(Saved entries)
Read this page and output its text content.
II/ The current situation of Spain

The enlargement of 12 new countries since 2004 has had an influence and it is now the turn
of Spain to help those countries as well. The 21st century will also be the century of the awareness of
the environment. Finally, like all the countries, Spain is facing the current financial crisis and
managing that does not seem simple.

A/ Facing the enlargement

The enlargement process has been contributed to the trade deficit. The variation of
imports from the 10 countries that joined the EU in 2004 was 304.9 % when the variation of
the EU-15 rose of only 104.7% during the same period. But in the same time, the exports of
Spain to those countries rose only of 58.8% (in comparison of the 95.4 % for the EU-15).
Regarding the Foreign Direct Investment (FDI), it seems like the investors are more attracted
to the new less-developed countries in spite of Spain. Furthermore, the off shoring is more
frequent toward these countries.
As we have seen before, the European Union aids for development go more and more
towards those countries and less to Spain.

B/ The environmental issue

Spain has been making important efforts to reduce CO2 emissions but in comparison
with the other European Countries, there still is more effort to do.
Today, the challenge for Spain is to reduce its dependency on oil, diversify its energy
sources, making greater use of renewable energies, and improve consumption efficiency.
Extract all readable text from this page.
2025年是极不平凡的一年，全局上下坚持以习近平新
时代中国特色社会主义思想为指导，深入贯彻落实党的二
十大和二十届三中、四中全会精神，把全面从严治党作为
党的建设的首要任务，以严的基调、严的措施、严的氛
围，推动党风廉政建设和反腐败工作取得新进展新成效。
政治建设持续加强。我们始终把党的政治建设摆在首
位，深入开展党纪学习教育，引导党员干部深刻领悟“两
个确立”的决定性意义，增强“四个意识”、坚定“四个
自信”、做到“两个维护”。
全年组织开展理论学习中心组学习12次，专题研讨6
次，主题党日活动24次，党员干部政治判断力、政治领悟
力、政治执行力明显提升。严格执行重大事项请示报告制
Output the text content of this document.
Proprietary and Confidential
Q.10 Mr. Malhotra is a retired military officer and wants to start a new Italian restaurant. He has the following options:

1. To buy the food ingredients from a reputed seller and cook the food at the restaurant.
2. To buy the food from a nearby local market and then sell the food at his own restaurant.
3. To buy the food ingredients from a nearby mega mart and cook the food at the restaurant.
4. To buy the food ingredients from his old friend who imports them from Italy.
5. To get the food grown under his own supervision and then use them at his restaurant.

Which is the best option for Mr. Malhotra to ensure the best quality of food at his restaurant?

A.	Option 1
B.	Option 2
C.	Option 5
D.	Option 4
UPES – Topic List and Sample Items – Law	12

## Problem statement
Transcribe every entry verbatim.

## Written solution
Read this page and output its text content.
II/ The current situation of Spain

The enlargement of 12 new countries since 2004 has had an influence and it is now the turn
of Spain to help those countries as well. The 21st century will also be the century of the awareness of
the environment. Finally, like all the countries, Spain is facing the current financial crisis and
managing that does not seem simple.

A/ Facing the enlargement

The enlargement process has been contributed to the trade deficit. The variation of
imports from the 10 countries that joined the EU in 2004 was 304.9 % when the variation of
the EU-15 rose of only 104.7% during the same period. But in the same time, the exports of
Spain to those countries rose only of 58.8% (in comparison of the 95.4 % for the EU-15).
Regarding the Foreign Direct Investment (FDI), it seems like the investors are more attracted
to the new less-developed countries in spite of Spain. Furthermore, the off shoring is more
frequent toward these countries.
As we have seen before, the European Union aids for development go more and more
towards those countries and less to Spain.

B/ The environmental issue

Spain has been making important efforts to reduce CO2 emissions but in comparison
with the other European Countries, there still is more effort to do.
Today, the challenge for Spain is to reduce its dependency on oil, diversify its energy
sources, making greater use of renewable energies, and improve consumption efficiency.
Extract all readable text from this page.
2025年是极不平凡的一年，全局上下坚持以习近平新
时代中国特色社会主义思想为指导，深入贯彻落实党的二
十大和二十届三中、四中全会精神，把全面从严治党作为
党的建设的首要任务，以严的基调、严的措施、严的氛
围，推动党风廉政建设和反腐败工作取得新进展新成效。
政治建设持续加强。我们始终把党的政治建设摆在首
位，深入开展党纪学习教育，引导党员干部深刻领悟“两
个确立”的决定性意义，增强“四个意识”、坚定“四个
自信”、做到“两个维护”。
全年组织开展理论学习中心组学习12次，专题研讨6
次，主题党日活动24次，党员干部政治判断力、政治领悟
力、政治执行力明显提升。严格执行重大事项请示报告制
Output the text content of this document.
Proprietary and Confidential
Q.10 Mr. Malhotra is a retired military officer and wants to start a new Italian restaurant. He has the following options:

1. To buy the food ingredients from a reputed seller and cook the food at the restaurant.
2. To buy the food from a nearby local market and then sell the food at his own restaurant.
3. To buy the food ingredients from a nearby mega mart and cook the food at the restaurant.
4. To buy the food ingredients from his old friend who imports them from Italy.
5. To get the food grown under his own supervision and then use them at his restaurant.

Which is the best option for Mr. Malhotra to ensure the best quality of food at his restaurant?

A.	Option 1
B.	Option 2
C.	Option 5
D.	Option 4
UPES – Topic List and Sample Items – Law	12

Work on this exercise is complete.